- The exercise
Scan the material and copy every line in which "pensar" appears.
-- BEGIN --
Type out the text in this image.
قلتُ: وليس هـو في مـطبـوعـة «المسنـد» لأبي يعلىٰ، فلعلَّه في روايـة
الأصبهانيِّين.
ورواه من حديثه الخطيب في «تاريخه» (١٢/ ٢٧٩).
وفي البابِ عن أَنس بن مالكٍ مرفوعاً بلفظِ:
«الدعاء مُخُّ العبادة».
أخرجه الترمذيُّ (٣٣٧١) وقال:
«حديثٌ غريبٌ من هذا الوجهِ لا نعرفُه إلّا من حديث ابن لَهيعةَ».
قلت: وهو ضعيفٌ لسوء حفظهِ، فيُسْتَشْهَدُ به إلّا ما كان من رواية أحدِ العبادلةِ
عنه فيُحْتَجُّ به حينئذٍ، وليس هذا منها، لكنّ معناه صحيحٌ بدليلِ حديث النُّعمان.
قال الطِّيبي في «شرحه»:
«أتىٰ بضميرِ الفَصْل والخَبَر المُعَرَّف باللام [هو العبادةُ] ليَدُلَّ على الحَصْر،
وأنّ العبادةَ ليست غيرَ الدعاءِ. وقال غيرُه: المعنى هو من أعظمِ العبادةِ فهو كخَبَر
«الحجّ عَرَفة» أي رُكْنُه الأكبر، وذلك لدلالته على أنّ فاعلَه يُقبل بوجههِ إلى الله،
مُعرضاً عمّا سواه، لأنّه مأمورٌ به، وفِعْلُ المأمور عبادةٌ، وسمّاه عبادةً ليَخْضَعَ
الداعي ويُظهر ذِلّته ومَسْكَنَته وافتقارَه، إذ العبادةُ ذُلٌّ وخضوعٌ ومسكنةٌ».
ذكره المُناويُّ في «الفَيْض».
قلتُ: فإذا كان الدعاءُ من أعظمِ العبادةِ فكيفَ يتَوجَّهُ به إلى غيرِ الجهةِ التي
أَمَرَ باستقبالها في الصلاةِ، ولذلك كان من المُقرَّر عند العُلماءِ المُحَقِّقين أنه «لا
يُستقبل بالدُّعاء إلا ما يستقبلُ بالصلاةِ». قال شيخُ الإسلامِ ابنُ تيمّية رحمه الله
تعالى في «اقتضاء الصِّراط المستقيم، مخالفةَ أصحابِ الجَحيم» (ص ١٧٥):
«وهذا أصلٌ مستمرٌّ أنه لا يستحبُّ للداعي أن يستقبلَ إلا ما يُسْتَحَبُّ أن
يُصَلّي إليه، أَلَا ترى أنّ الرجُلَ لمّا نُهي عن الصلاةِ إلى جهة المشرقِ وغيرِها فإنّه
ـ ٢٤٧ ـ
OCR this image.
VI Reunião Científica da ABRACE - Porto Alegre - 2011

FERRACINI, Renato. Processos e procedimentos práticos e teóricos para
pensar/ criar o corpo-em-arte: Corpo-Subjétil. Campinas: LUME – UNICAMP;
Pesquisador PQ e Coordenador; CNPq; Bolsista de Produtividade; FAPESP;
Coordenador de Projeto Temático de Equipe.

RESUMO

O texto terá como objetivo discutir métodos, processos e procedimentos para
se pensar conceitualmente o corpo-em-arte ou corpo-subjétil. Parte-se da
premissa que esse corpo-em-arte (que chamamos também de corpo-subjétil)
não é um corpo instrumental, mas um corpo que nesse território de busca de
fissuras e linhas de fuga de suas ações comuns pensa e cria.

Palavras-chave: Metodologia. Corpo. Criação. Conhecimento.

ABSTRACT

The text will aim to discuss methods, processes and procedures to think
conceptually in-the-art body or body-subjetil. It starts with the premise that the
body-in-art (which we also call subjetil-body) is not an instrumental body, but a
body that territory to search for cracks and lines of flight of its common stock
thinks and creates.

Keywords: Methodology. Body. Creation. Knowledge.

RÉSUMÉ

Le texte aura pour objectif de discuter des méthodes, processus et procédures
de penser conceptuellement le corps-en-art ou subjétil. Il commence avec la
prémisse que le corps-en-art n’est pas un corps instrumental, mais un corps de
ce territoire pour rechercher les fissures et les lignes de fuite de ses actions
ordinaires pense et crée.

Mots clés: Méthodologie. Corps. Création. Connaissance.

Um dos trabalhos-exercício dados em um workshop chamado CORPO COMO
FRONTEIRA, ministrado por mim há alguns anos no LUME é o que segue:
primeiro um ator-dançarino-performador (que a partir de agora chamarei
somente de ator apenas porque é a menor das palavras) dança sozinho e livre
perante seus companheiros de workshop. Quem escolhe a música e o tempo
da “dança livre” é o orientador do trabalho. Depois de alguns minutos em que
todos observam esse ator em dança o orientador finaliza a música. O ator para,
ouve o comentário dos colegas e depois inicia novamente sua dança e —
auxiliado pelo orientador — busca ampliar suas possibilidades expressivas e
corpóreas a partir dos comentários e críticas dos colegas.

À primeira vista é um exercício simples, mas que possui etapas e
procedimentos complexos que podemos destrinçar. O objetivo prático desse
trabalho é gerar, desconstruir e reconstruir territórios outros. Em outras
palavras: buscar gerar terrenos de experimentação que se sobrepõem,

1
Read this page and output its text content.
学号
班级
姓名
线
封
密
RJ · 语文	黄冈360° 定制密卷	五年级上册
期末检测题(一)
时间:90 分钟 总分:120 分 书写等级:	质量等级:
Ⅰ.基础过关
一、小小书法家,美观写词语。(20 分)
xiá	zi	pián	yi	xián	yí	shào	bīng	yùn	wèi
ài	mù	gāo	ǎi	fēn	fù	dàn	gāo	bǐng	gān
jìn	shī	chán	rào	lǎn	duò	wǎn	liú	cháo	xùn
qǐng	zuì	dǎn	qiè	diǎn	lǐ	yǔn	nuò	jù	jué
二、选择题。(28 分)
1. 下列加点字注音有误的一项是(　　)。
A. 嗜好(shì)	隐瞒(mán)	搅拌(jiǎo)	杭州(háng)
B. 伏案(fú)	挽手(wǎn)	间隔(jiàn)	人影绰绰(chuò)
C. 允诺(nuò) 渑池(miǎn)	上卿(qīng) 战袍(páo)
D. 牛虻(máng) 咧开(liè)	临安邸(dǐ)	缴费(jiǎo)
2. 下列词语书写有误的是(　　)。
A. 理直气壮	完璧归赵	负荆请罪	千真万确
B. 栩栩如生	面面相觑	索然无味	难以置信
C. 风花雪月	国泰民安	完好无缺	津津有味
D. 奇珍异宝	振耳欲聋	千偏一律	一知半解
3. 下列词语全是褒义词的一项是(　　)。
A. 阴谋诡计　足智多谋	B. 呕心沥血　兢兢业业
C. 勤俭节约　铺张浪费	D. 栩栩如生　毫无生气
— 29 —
-- END --
- Finished answer
pensar/ criar o corpo-em-arte: Corpo-Subjétil. Campinas: LUME – UNICAMP;
se pensar conceitualmente o corpo-em-arte ou corpo-subjétil. Parte-se da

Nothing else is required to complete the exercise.